═════ Exercise materials
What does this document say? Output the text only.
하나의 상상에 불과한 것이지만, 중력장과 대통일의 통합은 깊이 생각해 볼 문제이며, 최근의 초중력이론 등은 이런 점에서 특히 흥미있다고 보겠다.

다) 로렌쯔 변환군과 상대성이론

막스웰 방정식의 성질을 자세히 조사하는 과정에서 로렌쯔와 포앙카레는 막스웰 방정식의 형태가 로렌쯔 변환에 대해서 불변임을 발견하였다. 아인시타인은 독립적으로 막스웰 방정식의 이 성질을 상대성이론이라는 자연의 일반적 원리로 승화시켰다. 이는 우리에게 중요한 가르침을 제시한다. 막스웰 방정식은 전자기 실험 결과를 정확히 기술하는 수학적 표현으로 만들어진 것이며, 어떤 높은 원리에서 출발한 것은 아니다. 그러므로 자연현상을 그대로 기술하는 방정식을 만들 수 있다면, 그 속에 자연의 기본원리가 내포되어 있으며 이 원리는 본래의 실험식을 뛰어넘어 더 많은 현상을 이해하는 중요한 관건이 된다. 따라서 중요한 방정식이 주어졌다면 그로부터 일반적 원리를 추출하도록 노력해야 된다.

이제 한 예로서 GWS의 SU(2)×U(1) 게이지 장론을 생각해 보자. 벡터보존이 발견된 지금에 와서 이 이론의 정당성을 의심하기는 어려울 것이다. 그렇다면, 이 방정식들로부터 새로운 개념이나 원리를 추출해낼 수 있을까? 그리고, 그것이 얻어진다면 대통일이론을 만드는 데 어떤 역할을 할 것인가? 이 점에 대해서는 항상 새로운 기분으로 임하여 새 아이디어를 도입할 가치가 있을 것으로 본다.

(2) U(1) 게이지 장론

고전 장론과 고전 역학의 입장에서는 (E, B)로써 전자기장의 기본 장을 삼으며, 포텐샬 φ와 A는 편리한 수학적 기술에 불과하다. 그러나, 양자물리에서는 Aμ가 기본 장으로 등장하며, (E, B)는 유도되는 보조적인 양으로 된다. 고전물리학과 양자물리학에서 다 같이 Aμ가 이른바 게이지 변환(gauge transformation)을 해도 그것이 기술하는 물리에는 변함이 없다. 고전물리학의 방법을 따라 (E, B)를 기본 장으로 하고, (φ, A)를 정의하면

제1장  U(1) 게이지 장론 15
══════════
● **Task description**
Copy all lines above containing the string "기술하는".

● **Worked answer**
막스웰 방정식의 성질을 자세히 조사하는 과정에서 로렌쯔와 포앙카레는 막스웰 방정식의 형태가 로렌쯔 변환에 대해서 불변임을 발견하였다. 아인시타인은 독립적으로 막스웰 방정식의 이 성질을 상대성이론이라는 자연의 일반적 원리로 승화시켰다. 이는 우리에게 중요한 가르침을 제시한다. 막스웰 방정식은 전자기 실험 결과를 정확히 기술하는 수학적 표현으로 만들어진 것이며, 어떤 높은 원리에서 출발한 것은 아니다. 그러므로 자연현상을 그대로 기술하는 방정식을 만들 수 있다면, 그 속에 자연의 기본원리가 내포되어 있으며 이 원리는 본래의 실험식을 뛰어넘어 더 많은 현상을 이해하는 중요한 관건이 된다. 따라서 중요한 방정식이 주어졌다면 그로부터 일반적 원리를 추출하도록 노력해야 된다.
고전 장론과 고전 역학의 입장에서는 (E, B)로써 전자기장의 기본 장을 삼으며, 포텐샬 φ와 A는 편리한 수학적 기술에 불과하다. 그러나, 양자물리에서는 Aμ가 기본 장으로 등장하며, (E, B)는 유도되는 보조적인 양으로 된다. 고전물리학과 양자물리학에서 다 같이 Aμ가 이른바 게이지 변환(gauge transformation)을 해도 그것이 기술하는 물리에는 변함이 없다. 고전물리학의 방법을 따라 (E, B)를 기본 장으로 하고, (φ, A)를 정의하면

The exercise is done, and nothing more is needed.